__TASK BRIEF__: Every entry must be repeated exactly. Exclude all pictures.

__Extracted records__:
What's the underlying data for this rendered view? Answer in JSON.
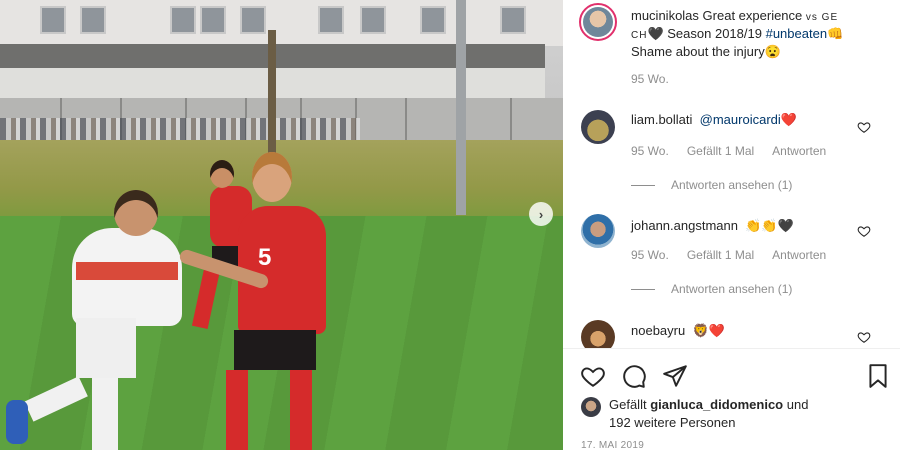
{
  "post": {
    "owner": "mucinikolas",
    "caption_parts": {
      "text_before": "Great experience",
      "vs_text": "vs GE CH",
      "season": "Season 2018/19",
      "hashtag": "#unbeaten",
      "text_after": "Shame about the injury"
    },
    "emojis": {
      "black_heart": "🖤",
      "fist": "👊",
      "sad": "😧"
    },
    "time_ago": "95 Wo.",
    "photo_jersey_number": "5"
  },
  "comments": [
    {
      "username": "liam.bollati",
      "mention": "@mauroicardi",
      "emoji": "❤️",
      "time": "95 Wo.",
      "likes": "Gefällt 1 Mal",
      "reply": "Antworten",
      "view_replies": "Antworten ansehen (1)"
    },
    {
      "username": "johann.angstmann",
      "emoji": "👏👏🖤",
      "time": "95 Wo.",
      "likes": "Gefällt 1 Mal",
      "reply": "Antworten",
      "view_replies": "Antworten ansehen (1)"
    },
    {
      "username": "noebayru",
      "emoji": "🦁❤️"
    }
  ],
  "footer": {
    "liked_by_prefix": "Gefällt",
    "liked_by_user": "gianluca_didomenico",
    "liked_by_conj": "und",
    "others": "192 weitere Personen",
    "date": "17. MAI 2019"
  },
  "icons": {
    "next": "chevron-right-icon",
    "like": "heart-icon",
    "comment": "comment-icon",
    "share": "send-icon",
    "save": "bookmark-icon"
  },
  "colors": {
    "link": "#00376b",
    "muted": "#8e8e8e",
    "story_ring": "#e1306c",
    "red_heart": "#e0245e"
  }
}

__SOLVED PROBLEM__:
What's the underlying data for this rendered view? Answer in JSON.
{
  "post": {
    "owner": "mucinikolas",
    "caption_parts": {
      "text_before": "Great experience",
      "vs_text": "vs GE CH",
      "season": "Season 2018/19",
      "hashtag": "#unbeaten",
      "text_after": "Shame about the injury"
    },
    "emojis": {
      "black_heart": "🖤",
      "fist": "👊",
      "sad": "😧"
    },
    "time_ago": "95 Wo.",
    "photo_jersey_number": "5"
  },
  "comments": [
    {
      "username": "liam.bollati",
      "mention": "@mauroicardi",
      "emoji": "❤️",
      "time": "95 Wo.",
      "likes": "Gefällt 1 Mal",
      "reply": "Antworten",
      "view_replies": "Antworten ansehen (1)"
    },
    {
      "username": "johann.angstmann",
      "emoji": "👏👏🖤",
      "time": "95 Wo.",
      "likes": "Gefällt 1 Mal",
      "reply": "Antworten",
      "view_replies": "Antworten ansehen (1)"
    },
    {
      "username": "noebayru",
      "emoji": "🦁❤️"
    }
  ],
  "footer": {
    "liked_by_prefix": "Gefällt",
    "liked_by_user": "gianluca_didomenico",
    "liked_by_conj": "und",
    "others": "192 weitere Personen",
    "date": "17. MAI 2019"
  },
  "icons": {
    "next": "chevron-right-icon",
    "like": "heart-icon",
    "comment": "comment-icon",
    "share": "send-icon",
    "save": "bookmark-icon"
  },
  "colors": {
    "link": "#00376b",
    "muted": "#8e8e8e",
    "story_ring": "#e1306c",
    "red_heart": "#e0245e"
  }
}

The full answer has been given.